- _Quoted passage_:
+---+
=German Unsupervised Text Simplification
Code from the Master Thesis and Paper:
"An Approach Towards Unsupervised Text Simplification on Paragraph-Level for German Texts"
Author: Leon Fruth
This approach is an adaption from the paper Keep it Simple to the German language. Large parts of the code are copied and/or adapted from the Keep it Simple repository: https://github.com/tingofurro/keep_it_simple/
The reward scores and training progression from the training runs of GUTS are visualized here. The model used in this repository is named GUTS-2 in the report.
To test the GUTS models use the script run_guts.py.
You can use arguments to test different models, decoding methods, and input texts
Without any arguments it generates a single simplification using greedy decoding.
+---+
Carry on the write-up about German unsupervised text simplification, picking up right after its final sentence. The material that comes next has no role in this.

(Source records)
+---+
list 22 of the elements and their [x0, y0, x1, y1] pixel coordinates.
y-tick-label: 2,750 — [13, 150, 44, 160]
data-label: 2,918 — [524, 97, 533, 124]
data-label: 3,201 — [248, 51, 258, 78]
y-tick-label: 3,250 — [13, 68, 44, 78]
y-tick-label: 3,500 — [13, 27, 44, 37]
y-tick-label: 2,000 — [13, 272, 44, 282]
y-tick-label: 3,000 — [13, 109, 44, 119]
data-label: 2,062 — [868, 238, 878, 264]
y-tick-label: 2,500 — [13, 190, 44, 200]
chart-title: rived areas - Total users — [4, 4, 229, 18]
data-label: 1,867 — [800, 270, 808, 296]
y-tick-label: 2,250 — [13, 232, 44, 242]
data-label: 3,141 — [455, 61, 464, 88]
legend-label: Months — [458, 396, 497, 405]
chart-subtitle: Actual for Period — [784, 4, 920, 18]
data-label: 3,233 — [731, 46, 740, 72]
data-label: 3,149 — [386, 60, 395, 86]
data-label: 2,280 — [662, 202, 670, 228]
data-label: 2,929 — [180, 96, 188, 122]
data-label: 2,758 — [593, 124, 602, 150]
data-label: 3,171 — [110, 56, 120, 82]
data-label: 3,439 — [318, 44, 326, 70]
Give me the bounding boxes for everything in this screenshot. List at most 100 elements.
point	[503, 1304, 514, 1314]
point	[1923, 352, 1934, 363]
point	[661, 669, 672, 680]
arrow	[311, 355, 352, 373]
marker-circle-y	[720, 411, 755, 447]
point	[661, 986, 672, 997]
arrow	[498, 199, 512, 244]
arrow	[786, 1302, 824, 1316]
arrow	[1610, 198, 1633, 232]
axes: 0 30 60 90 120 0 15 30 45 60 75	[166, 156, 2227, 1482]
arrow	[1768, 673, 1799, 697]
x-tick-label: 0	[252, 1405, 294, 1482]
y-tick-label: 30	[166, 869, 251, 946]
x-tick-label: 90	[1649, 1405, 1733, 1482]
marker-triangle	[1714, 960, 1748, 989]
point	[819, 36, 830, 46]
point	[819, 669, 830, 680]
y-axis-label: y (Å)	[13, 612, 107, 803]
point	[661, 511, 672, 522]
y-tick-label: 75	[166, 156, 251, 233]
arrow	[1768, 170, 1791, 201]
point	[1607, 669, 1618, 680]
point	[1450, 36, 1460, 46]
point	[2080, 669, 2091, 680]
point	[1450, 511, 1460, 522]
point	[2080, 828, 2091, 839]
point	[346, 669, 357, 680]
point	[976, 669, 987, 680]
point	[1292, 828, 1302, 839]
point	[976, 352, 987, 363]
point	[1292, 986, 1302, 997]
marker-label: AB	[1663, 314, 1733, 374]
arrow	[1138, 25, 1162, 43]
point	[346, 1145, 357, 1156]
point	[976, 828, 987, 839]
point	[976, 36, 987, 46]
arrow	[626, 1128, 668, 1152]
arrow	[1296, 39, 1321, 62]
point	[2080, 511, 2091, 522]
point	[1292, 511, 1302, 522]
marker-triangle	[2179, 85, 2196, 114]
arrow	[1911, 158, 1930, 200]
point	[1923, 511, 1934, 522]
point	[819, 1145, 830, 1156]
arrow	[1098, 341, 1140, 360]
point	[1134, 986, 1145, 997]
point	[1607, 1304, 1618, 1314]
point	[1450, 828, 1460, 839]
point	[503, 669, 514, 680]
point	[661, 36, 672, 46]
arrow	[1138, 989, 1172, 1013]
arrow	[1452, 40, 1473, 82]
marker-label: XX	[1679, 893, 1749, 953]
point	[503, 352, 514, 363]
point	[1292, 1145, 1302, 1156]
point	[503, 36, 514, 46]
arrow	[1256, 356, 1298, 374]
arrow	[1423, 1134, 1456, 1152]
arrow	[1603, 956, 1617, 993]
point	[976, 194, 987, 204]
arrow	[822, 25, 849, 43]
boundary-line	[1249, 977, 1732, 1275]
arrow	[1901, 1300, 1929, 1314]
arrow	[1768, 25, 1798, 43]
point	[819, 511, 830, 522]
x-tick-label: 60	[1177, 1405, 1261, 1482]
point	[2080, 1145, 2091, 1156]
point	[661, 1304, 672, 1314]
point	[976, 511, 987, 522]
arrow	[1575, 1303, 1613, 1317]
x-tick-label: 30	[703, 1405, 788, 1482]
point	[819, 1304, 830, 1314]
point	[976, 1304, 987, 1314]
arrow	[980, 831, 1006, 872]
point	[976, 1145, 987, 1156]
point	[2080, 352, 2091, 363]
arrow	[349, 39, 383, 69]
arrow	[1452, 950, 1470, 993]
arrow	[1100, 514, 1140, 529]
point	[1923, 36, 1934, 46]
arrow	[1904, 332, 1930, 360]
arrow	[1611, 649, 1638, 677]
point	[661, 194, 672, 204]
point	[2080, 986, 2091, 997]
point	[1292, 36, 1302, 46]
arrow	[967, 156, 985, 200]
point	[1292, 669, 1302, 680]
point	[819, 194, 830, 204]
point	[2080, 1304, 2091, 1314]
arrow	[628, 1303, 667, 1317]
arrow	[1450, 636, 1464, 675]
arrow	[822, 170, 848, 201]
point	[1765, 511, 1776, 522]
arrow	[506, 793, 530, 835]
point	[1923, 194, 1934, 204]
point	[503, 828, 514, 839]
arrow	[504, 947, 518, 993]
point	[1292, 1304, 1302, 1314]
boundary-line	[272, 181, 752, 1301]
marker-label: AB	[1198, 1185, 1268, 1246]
+---+
- _Task result_:
To train GUTS use the script train_guts.py
Before training first pre-train a GerPT-2 model on the copy task. This way the generator model learns to copy the original paragraph, which is a good starting point.
All parts for the parts are in the reward folder:
- reward.py: Wraps the scores and utilizes them to calculate the overall reward. Different scoring functions and weights can be used with this.
- The scores can be variable added to the reward
- simplicity.py: Contains the score for the lexical and syntactic simplicity.
- meaning_preservation.py: contains different methods to score the meaning preservation. The TextSimilarity score was used for this work. The file further contains the CoverageModel, used in Keep it Simple and the Summary Loop, and BScoreSimilarity a similarity scoring method only based on BERTScore.
- fluency.py: The LM-fluency score and the TextDiscriminator score are contained in this file.
- guardrails.py: Different Guardrails for Hallucination Detection, Brevity, ArticleRepetition, and NGRamRepetition can be found in this file.
Some of these scores are analysed on the reference datasets TextComplexityDE and GWW_leichtesprache and visualized using some jupyter notebooks in notebooks.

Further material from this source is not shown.